[Region boundary data]
○ ○ ○

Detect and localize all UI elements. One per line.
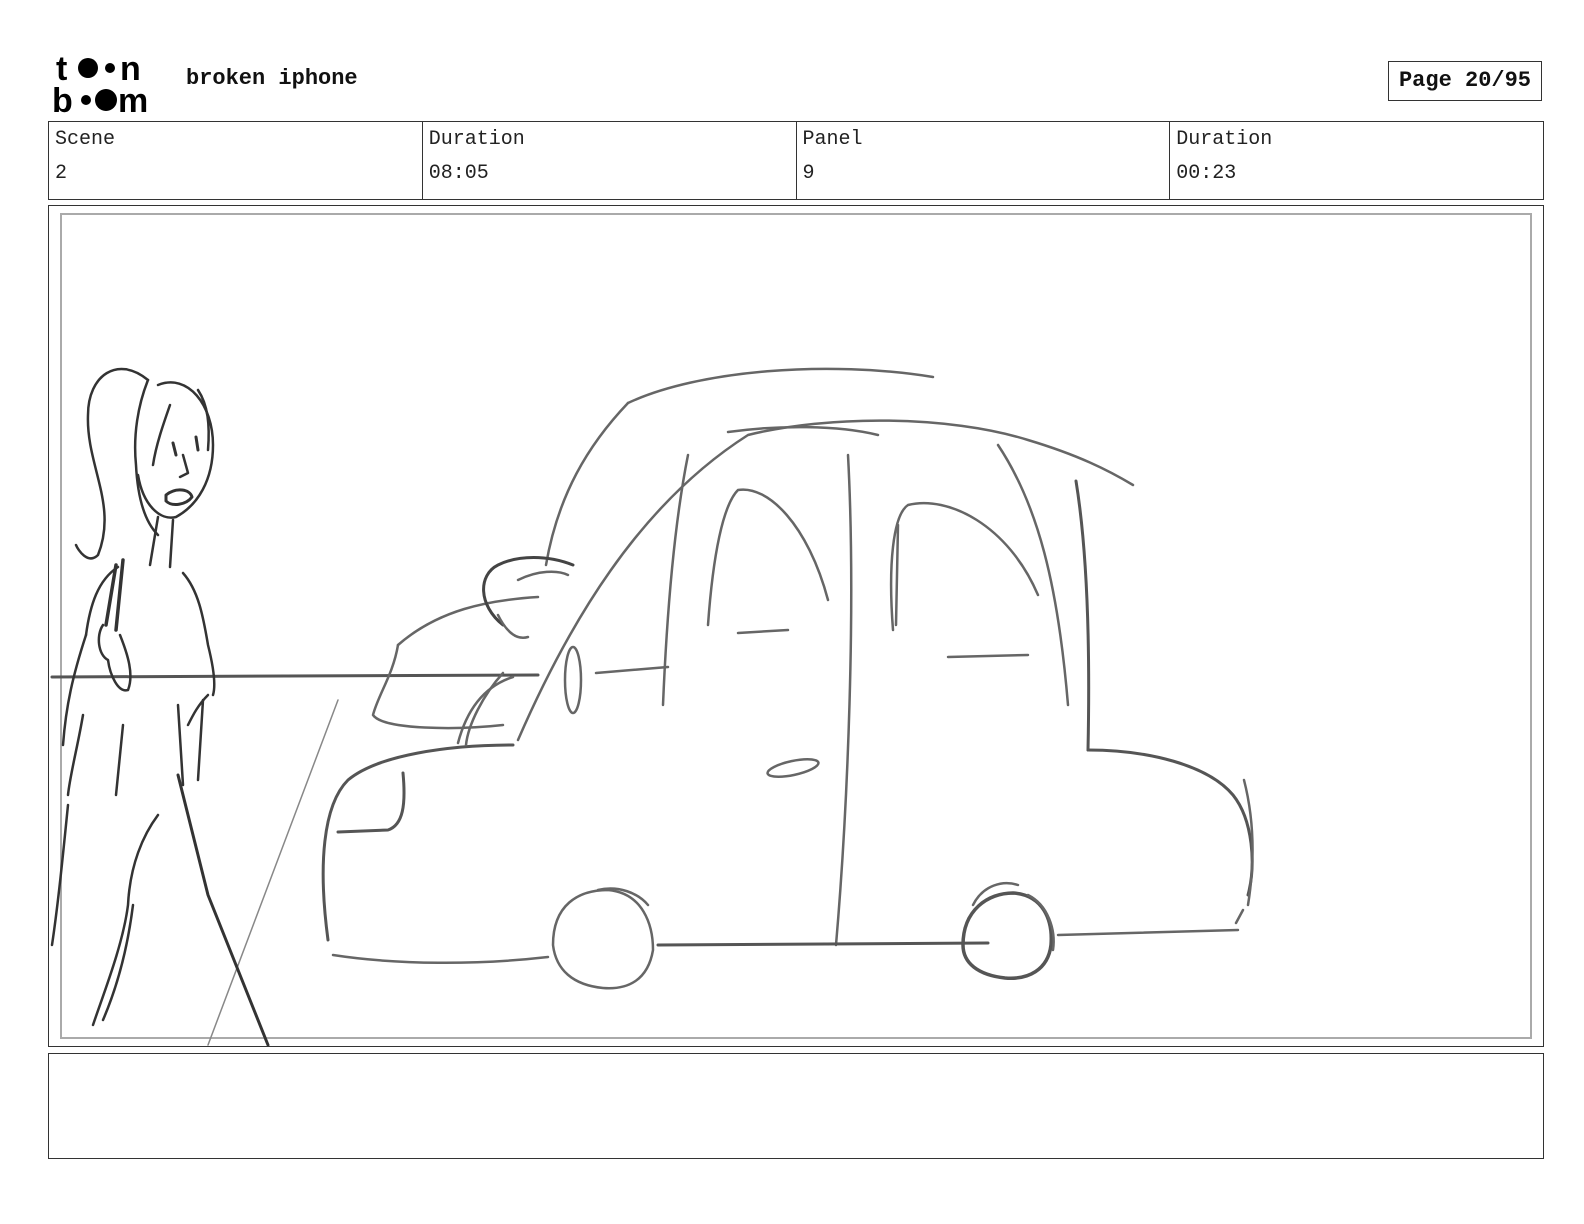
panel-duration-cell: Duration 00:23 [1169, 122, 1543, 199]
panel-duration-value: 00:23 [1176, 162, 1237, 185]
scene-info-table: Scene 2 Duration 08:05 Panel 9 Duration … [48, 121, 1544, 200]
scene-duration-value: 08:05 [428, 162, 489, 185]
woman-figure [50, 367, 270, 1047]
scene-duration-cell: Duration 08:05 [421, 122, 796, 199]
panel-label: Panel [802, 128, 863, 151]
project-title: broken iphone [186, 66, 358, 91]
notes-box[interactable] [48, 1053, 1544, 1159]
scene-duration-label: Duration [428, 128, 525, 151]
scene-value: 2 [55, 162, 68, 185]
panel-value: 9 [802, 162, 815, 185]
storyboard-sketch [50, 367, 1254, 1047]
panel-cell: Panel 9 [795, 122, 1170, 199]
scene-cell: Scene 2 [49, 122, 422, 199]
horizon-line [50, 673, 540, 679]
page-indicator: Page 20/95 [1388, 61, 1542, 101]
panel-duration-label: Duration [1176, 128, 1273, 151]
svg-text:b: b [52, 82, 73, 114]
svg-text:m: m [118, 82, 148, 114]
road-line [207, 699, 339, 1046]
scene-label: Scene [55, 128, 116, 151]
toonboom-logo: t n b m [52, 50, 148, 114]
car-drawing [321, 367, 1254, 990]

○ ○ ○

**Aim of the task**: Change "broken iphone" to "cracked phone" everywhere in the data above and rewrite every line, keeping all else the same and leaving out the pictures.

**Solution below**:
Detect and localize all UI elements. One per line.
panel-duration-cell: Duration 00:23 [1169, 122, 1543, 199]
panel-duration-value: 00:23 [1176, 162, 1237, 185]
scene-info-table: Scene 2 Duration 08:05 Panel 9 Duration … [48, 121, 1544, 200]
scene-duration-value: 08:05 [428, 162, 489, 185]
woman-figure [50, 367, 270, 1047]
scene-duration-cell: Duration 08:05 [421, 122, 796, 199]
panel-label: Panel [802, 128, 863, 151]
project-title: cracked phone [186, 66, 358, 91]
notes-box[interactable] [48, 1053, 1544, 1159]
scene-duration-label: Duration [428, 128, 525, 151]
scene-value: 2 [55, 162, 68, 185]
panel-value: 9 [802, 162, 815, 185]
storyboard-sketch [50, 367, 1254, 1047]
panel-cell: Panel 9 [795, 122, 1170, 199]
scene-cell: Scene 2 [49, 122, 422, 199]
horizon-line [50, 673, 540, 679]
page-indicator: Page 20/95 [1388, 61, 1542, 101]
panel-duration-label: Duration [1176, 128, 1273, 151]
svg-text:b: b [52, 82, 73, 114]
svg-text:m: m [118, 82, 148, 114]
road-line [207, 699, 339, 1046]
scene-label: Scene [55, 128, 116, 151]
toonboom-logo: t n b m [52, 50, 148, 114]
car-drawing [321, 367, 1254, 990]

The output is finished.